BRIEF: Exactly retype the lines below from the one containing "What data populates" through the end of the listing. Leave pictures out.

ENTRIES PROVIDED:
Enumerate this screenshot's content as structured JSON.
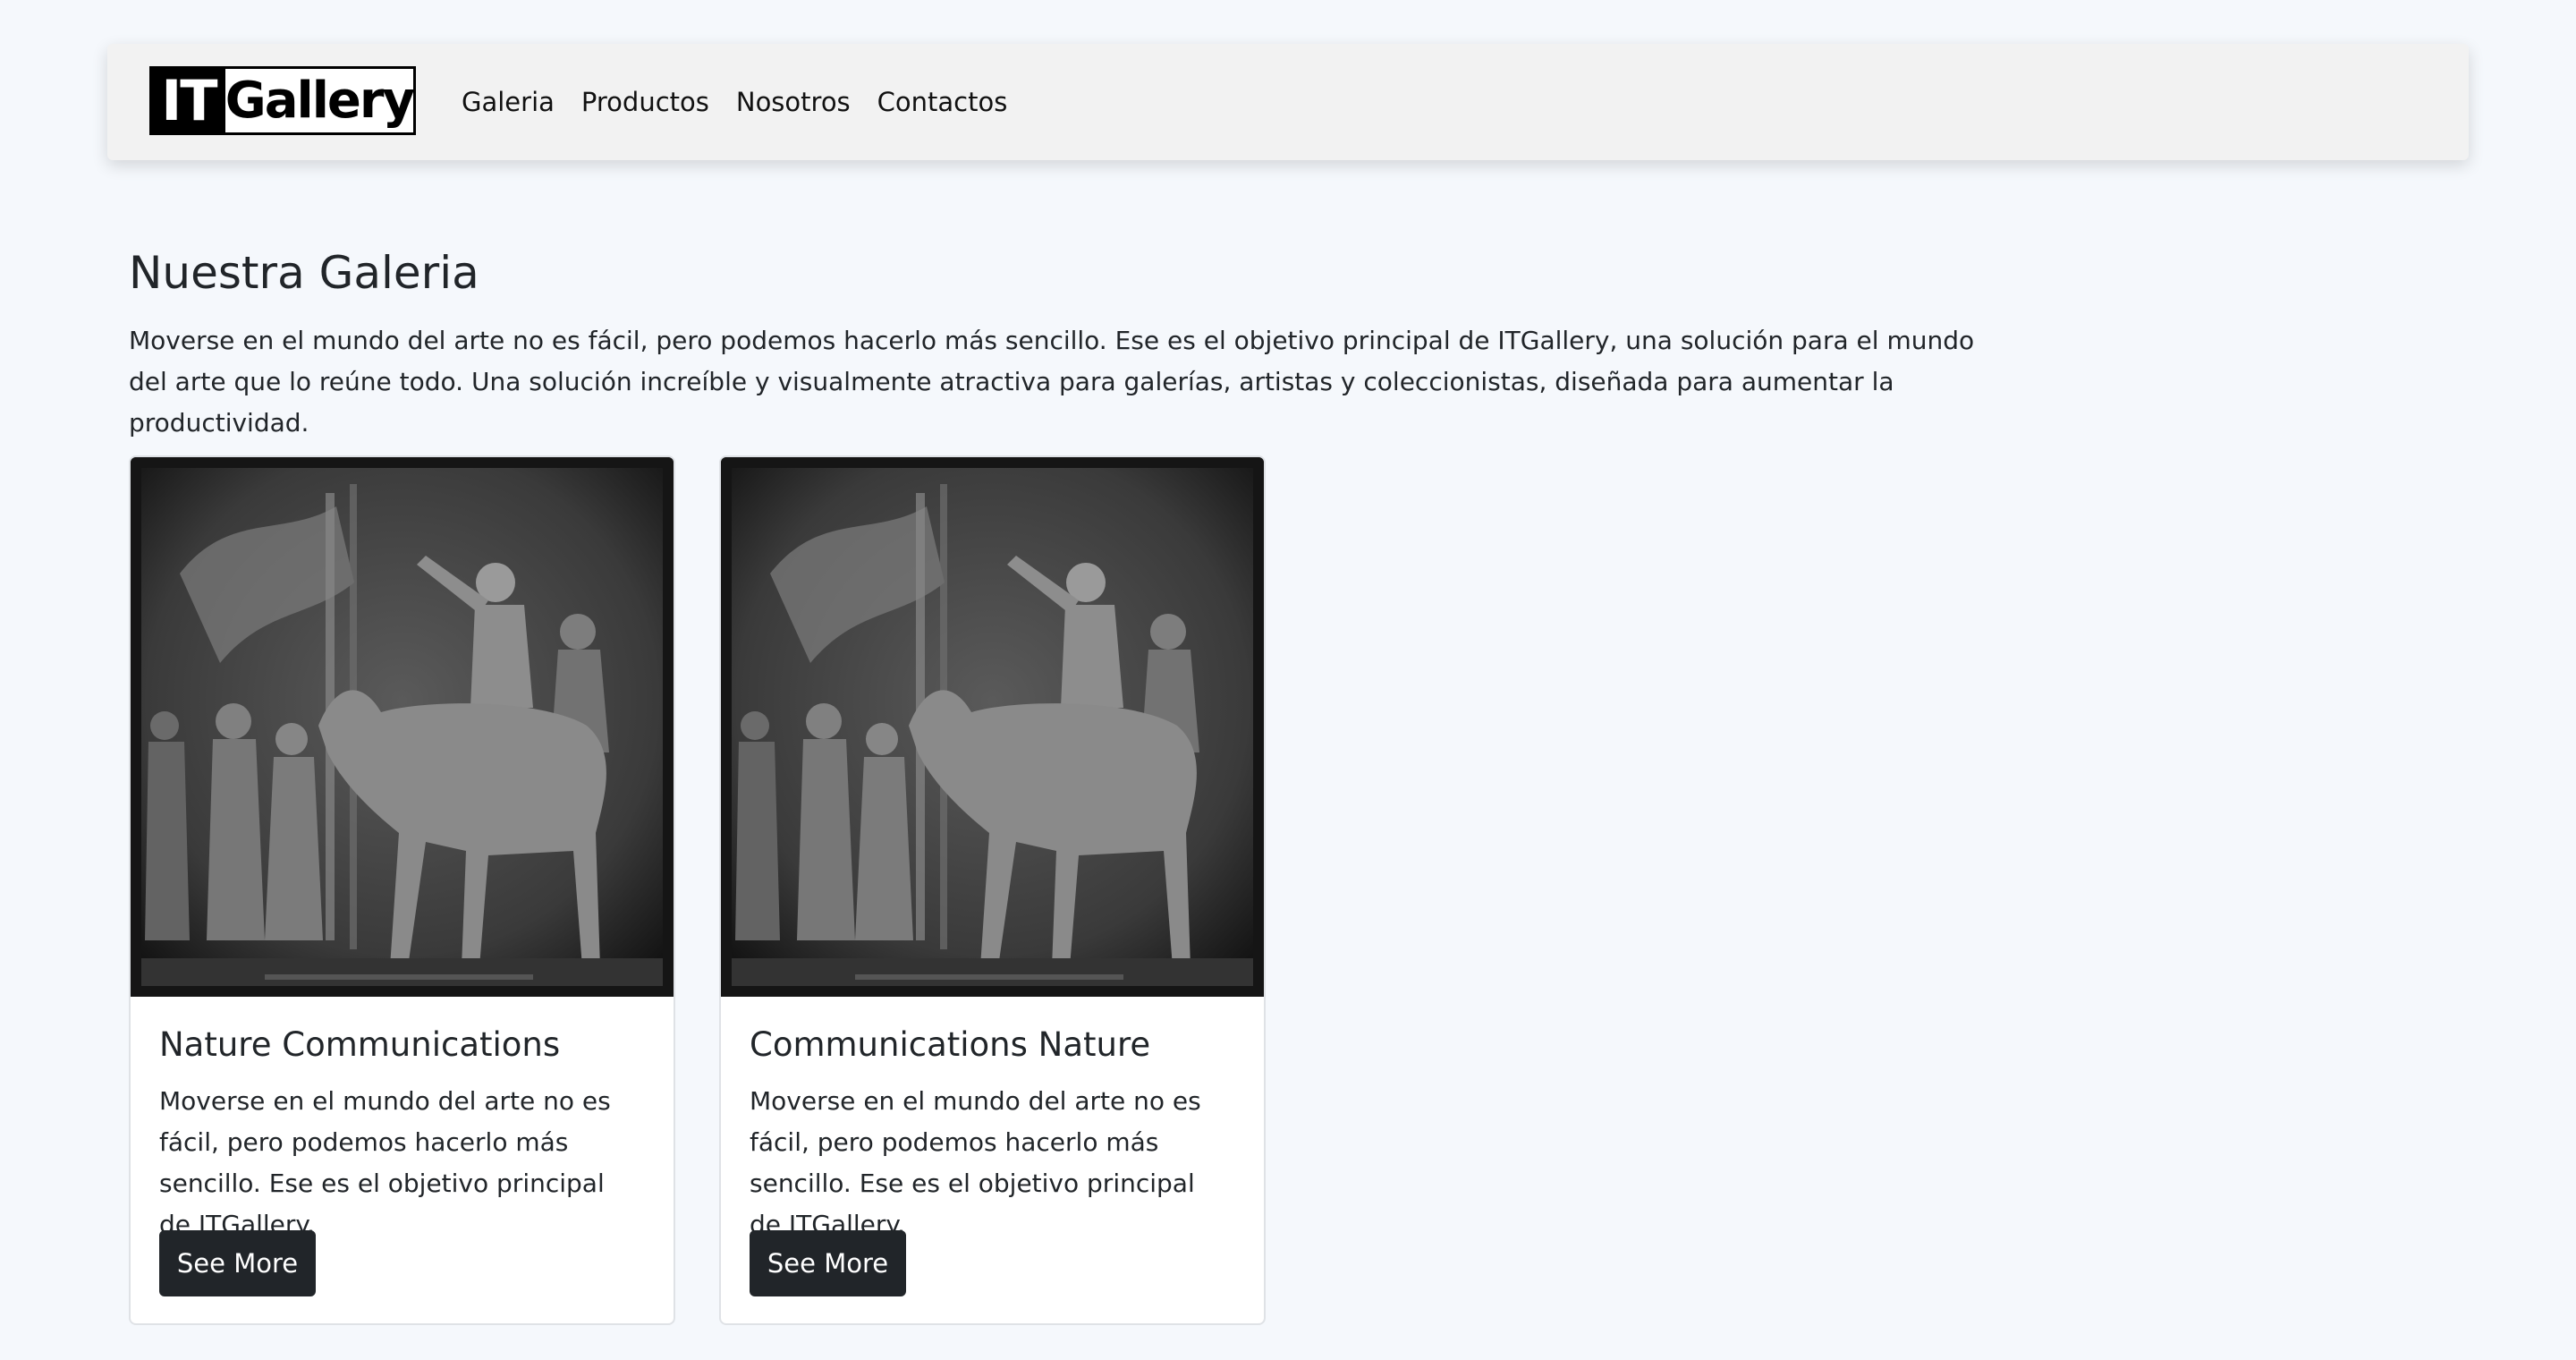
{
  "brand": {
    "part1": "IT",
    "part2": "Gallery"
  },
  "nav": {
    "items": [
      "Galeria",
      "Productos",
      "Nosotros",
      "Contactos"
    ]
  },
  "main": {
    "title": "Nuestra Galeria",
    "intro": "Moverse en el mundo del arte no es fácil, pero podemos hacerlo más sencillo. Ese es el objetivo principal de ITGallery, una solución para el mundo del arte que lo reúne todo. Una solución increíble y visualmente atractiva para galerías, artistas y coleccionistas, diseñada para aumentar la productividad."
  },
  "cards": [
    {
      "title": "Nature Communications",
      "text": "Moverse en el mundo del arte no es fácil, pero podemos hacerlo más sencillo. Ese es el objetivo principal de ITGallery.",
      "button": "See More"
    },
    {
      "title": "Communications Nature",
      "text": "Moverse en el mundo del arte no es fácil, pero podemos hacerlo más sencillo. Ese es el objetivo principal de ITGallery.",
      "button": "See More"
    }
  ],
  "colors": {
    "background": "#f5f8fc",
    "navbar": "#f2f2f2",
    "button": "#212529"
  }
}
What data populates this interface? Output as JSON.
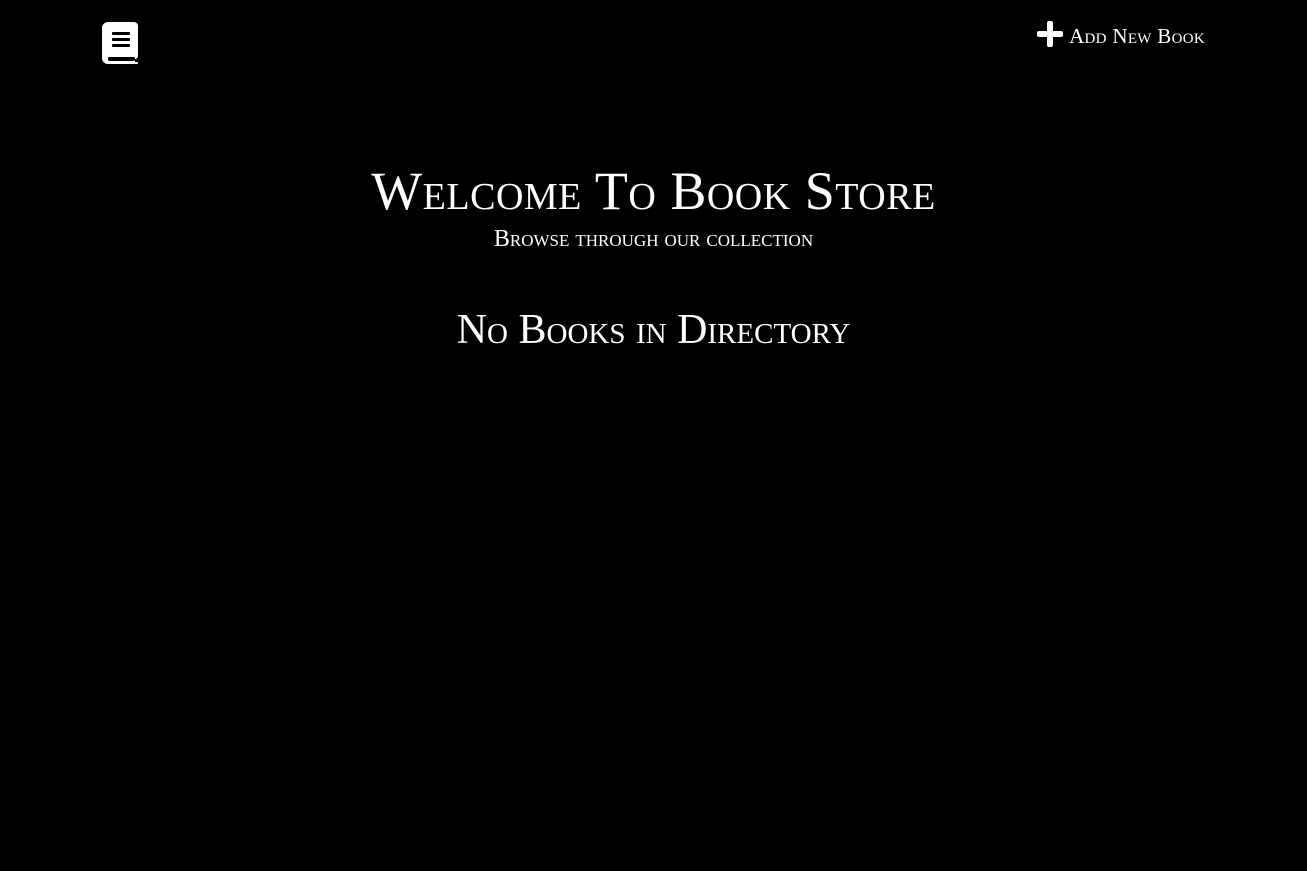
{
  "navbar": {
    "logo_icon": "book-icon",
    "add_icon": "plus-icon",
    "add_label": "Add New Book"
  },
  "hero": {
    "title": "Welcome To Book Store",
    "subtitle": "Browse through our collection"
  },
  "main": {
    "empty_message": "No Books in Directory"
  },
  "colors": {
    "background": "#000000",
    "text": "#ffffff"
  }
}
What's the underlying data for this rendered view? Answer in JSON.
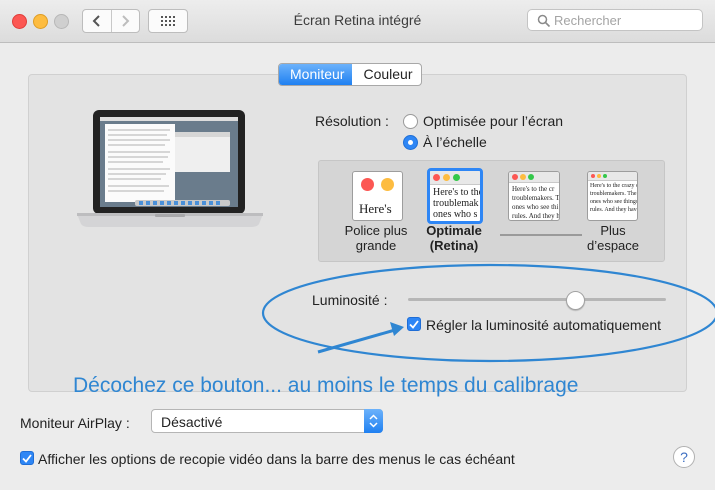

ANSWER TO THIS EXERCISE:
What data populates this interface? Output as JSON.
{
  "navbar": {
    "logo_icon": "book-icon",
    "add_icon": "plus-icon",
    "add_label": "Add New Book"
  },
  "hero": {
    "title": "Welcome To Book Store",
    "subtitle": "Browse through our collection"
  },
  "main": {
    "empty_message": "No Books in Directory"
  },
  "colors": {
    "background": "#000000",
    "text": "#ffffff"
  }
}
What's the underlying data for this rendered view? Answer in JSON.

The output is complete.